Excerpts from a figure dataset:
+ + + + + + +

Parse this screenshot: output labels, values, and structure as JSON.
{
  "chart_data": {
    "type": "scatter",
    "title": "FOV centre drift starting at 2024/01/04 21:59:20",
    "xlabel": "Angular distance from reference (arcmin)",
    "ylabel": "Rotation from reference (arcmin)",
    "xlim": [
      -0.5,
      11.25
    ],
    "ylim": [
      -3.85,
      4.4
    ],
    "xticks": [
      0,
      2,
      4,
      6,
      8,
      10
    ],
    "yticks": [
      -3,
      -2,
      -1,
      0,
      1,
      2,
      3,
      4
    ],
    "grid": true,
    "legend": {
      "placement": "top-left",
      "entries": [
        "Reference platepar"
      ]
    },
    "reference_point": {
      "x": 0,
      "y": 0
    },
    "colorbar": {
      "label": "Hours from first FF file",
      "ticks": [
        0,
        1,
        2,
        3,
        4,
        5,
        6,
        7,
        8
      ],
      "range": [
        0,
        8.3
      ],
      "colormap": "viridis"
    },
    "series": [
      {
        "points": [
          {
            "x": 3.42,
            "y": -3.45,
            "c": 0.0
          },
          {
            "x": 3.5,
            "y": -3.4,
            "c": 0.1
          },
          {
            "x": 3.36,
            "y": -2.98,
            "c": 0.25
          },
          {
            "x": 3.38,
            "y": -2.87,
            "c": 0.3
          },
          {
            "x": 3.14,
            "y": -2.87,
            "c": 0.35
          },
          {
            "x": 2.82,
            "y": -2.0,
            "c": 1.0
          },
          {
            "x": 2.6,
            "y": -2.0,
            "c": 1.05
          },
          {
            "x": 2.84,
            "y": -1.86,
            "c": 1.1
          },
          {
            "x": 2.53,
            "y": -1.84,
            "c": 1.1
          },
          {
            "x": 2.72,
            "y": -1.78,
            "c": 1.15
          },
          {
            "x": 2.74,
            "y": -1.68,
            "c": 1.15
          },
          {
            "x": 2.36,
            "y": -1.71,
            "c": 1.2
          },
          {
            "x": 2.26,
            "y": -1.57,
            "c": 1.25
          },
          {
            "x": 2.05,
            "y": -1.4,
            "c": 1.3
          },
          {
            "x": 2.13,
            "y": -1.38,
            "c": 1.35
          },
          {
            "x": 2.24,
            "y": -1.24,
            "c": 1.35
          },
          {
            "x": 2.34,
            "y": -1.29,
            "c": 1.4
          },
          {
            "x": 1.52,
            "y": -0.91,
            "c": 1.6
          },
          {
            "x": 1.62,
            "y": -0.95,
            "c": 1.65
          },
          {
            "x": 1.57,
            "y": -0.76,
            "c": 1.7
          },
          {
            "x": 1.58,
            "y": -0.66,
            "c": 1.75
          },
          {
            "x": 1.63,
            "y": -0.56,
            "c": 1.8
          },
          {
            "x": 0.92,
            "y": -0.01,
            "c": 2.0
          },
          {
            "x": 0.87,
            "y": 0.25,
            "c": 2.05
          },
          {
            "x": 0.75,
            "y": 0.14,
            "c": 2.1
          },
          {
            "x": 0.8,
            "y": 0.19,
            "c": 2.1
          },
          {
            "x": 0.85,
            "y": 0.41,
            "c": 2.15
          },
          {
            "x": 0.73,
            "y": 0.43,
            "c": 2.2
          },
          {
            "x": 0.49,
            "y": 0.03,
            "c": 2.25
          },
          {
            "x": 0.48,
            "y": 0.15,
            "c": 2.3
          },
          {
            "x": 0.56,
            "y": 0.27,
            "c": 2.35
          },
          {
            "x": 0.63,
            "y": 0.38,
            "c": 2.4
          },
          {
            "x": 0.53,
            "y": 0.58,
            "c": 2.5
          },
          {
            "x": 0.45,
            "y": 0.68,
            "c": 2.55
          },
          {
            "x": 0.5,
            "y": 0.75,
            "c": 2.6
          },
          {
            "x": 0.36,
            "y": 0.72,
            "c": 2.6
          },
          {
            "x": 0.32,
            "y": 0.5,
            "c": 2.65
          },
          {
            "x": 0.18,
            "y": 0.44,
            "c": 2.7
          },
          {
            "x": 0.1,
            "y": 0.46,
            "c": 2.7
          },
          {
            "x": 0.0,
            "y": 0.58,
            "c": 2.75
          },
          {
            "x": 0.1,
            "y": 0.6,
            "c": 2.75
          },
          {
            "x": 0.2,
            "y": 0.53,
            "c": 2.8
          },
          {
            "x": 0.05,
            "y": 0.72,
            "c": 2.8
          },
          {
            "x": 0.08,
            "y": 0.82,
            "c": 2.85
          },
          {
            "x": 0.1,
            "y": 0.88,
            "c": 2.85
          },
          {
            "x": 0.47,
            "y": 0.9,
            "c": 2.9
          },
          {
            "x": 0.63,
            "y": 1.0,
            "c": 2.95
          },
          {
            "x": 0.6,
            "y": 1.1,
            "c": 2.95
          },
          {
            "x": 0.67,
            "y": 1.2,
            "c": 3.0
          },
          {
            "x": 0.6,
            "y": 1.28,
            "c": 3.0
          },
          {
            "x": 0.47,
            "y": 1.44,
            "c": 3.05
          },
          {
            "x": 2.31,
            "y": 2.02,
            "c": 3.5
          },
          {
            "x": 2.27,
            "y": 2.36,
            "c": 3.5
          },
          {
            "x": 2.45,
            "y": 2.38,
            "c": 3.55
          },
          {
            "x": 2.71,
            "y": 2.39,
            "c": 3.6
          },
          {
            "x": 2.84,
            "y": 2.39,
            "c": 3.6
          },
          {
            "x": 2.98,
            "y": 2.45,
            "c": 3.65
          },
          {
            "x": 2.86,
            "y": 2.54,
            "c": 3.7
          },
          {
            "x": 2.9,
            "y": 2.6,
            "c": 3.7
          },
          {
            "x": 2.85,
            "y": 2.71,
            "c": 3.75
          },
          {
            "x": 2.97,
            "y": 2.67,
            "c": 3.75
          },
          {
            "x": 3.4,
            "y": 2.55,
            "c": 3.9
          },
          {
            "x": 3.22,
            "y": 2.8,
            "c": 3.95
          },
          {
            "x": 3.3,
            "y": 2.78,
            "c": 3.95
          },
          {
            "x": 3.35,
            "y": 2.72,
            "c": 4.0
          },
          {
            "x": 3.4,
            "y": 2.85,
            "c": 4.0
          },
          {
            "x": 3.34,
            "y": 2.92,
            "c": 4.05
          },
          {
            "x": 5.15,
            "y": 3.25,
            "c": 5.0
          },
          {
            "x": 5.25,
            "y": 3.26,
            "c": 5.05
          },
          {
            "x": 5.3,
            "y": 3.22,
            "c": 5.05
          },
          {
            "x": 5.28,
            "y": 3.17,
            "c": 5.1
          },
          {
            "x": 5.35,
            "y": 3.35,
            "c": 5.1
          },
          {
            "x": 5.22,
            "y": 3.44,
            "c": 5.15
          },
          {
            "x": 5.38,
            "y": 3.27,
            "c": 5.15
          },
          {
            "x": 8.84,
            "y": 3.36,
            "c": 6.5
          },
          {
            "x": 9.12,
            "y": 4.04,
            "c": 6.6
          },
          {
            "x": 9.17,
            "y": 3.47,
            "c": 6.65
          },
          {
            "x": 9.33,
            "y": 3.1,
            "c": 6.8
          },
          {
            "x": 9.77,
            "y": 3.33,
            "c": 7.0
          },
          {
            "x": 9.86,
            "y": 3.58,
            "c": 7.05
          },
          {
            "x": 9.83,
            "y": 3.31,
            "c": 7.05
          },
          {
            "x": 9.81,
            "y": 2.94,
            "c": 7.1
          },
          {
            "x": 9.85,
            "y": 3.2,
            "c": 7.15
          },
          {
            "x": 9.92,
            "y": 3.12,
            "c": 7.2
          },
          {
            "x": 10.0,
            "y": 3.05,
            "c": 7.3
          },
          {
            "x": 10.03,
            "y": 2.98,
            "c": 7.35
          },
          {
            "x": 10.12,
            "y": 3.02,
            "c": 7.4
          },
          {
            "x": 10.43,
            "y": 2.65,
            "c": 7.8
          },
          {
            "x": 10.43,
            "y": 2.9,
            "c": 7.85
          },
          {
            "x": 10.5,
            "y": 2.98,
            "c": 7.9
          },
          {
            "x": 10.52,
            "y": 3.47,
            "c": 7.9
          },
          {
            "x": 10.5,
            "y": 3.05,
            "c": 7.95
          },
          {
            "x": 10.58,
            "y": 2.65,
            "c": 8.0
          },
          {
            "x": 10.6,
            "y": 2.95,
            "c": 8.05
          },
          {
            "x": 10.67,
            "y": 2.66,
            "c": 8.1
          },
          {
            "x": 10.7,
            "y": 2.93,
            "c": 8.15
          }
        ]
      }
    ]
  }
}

+ + + + + + +

Task details: Extract every line of the records above that contains the word "arcmin".

Solution:
    "xlabel": "Angular distance from reference (arcmin)",
    "ylabel": "Rotation from reference (arcmin)",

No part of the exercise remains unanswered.